■ Listing
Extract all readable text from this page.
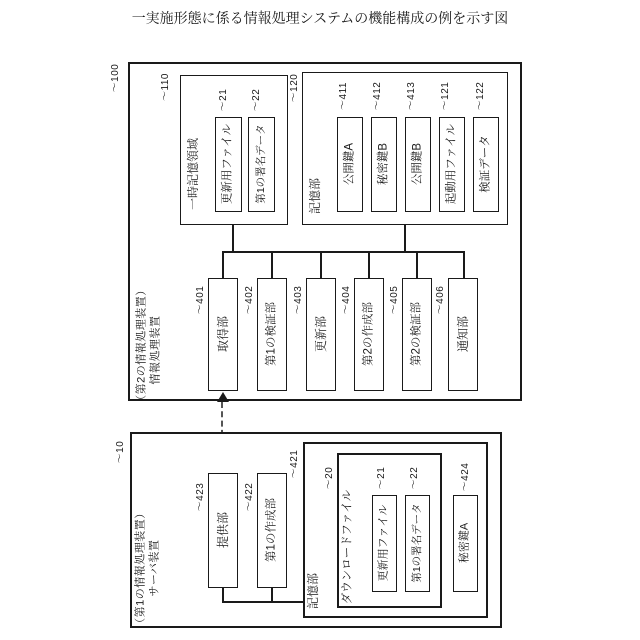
一実施形態に係る情報処理システムの機能構成の例を示す図
〜100
情報処理装置
（第2の情報処理装置）
〜110
一時記憶領域
〜21
更新用ファイル
〜22
第1の署名データ
〜120
記憶部
〜411
公開鍵A
〜412
秘密鍵B
〜413
公開鍵B
〜121
起動用ファイル
〜122
検証データ
〜401
取得部
〜402
第1の検証部 〜403
更新部
〜404
第2の作成部 〜405
第2の検証部 〜406
通知部
〜10
サーバ装置
（第1の情報処理装置）
〜423
提供部
〜422
第1の作成部
〜421
記憶部
〜20
ダウンロードファイル
〜21
更新用ファイル
〜22
第1の署名データ
〜424
秘密鍵A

■ Aim
Repeat the records above verbatim, with no pictures in the result.

■ Exercise result
Extract all readable text from this page.
一実施形態に係る情報処理システムの機能構成の例を示す図
〜100
情報処理装置
（第2の情報処理装置）
〜110
一時記憶領域
〜21
更新用ファイル
〜22
第1の署名データ
〜120
記憶部
〜411
公開鍵A
〜412
秘密鍵B
〜413
公開鍵B
〜121
起動用ファイル
〜122
検証データ
〜401
取得部
〜402
第1の検証部 〜403
更新部
〜404
第2の作成部 〜405
第2の検証部 〜406
通知部
〜10
サーバ装置
（第1の情報処理装置）
〜423
提供部
〜422
第1の作成部
〜421
記憶部
〜20
ダウンロードファイル
〜21
更新用ファイル
〜22
第1の署名データ
〜424
秘密鍵A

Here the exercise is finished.